- _Stated task_
Extract each line bearing the word "plaza".

- _Dataset entries_
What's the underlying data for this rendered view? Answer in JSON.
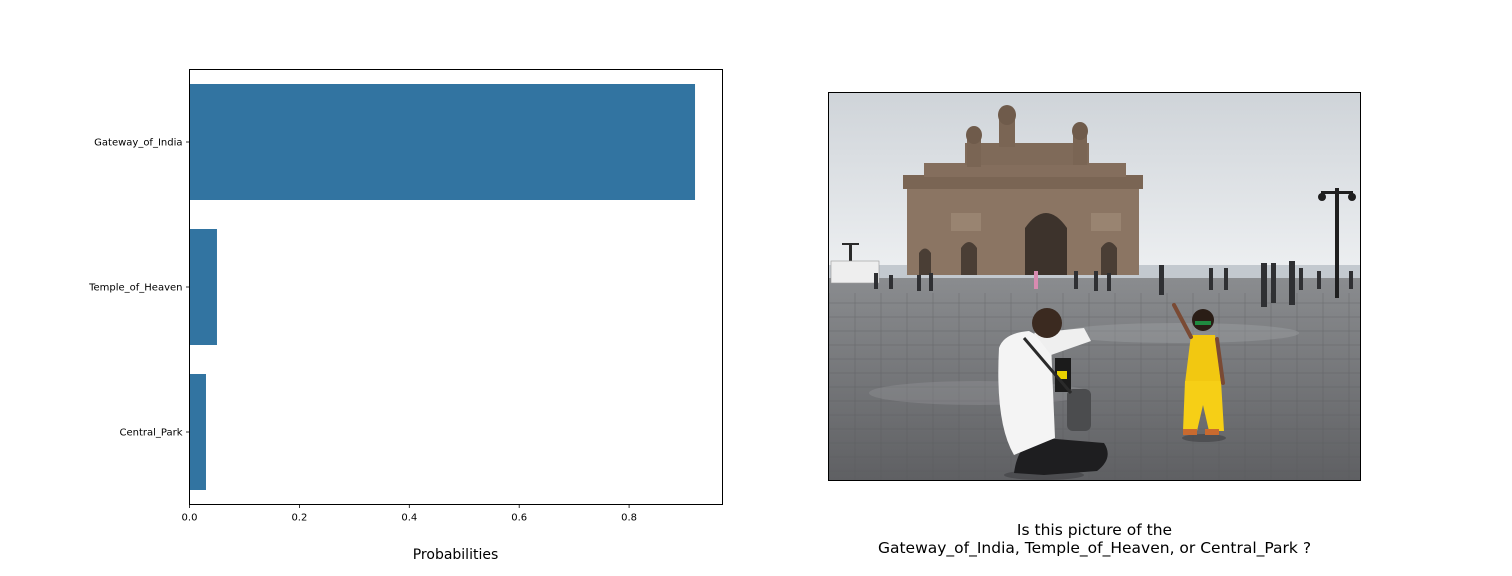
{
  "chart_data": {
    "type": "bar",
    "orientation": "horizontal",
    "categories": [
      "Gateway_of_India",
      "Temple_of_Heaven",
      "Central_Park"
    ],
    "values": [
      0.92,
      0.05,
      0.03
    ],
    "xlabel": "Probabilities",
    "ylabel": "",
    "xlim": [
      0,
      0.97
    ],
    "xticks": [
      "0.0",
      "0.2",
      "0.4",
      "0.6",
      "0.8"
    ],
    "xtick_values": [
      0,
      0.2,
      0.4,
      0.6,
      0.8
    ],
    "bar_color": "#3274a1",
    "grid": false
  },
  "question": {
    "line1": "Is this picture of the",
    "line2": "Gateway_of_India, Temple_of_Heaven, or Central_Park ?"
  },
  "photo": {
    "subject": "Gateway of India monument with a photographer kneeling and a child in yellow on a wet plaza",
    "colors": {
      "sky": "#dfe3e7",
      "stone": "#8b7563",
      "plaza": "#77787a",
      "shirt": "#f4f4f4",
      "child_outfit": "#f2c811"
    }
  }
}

- _Response for this exercise_
    "subject": "Gateway of India monument with a photographer kneeling and a child in yellow on a wet plaza",
      "plaza": "#77787a",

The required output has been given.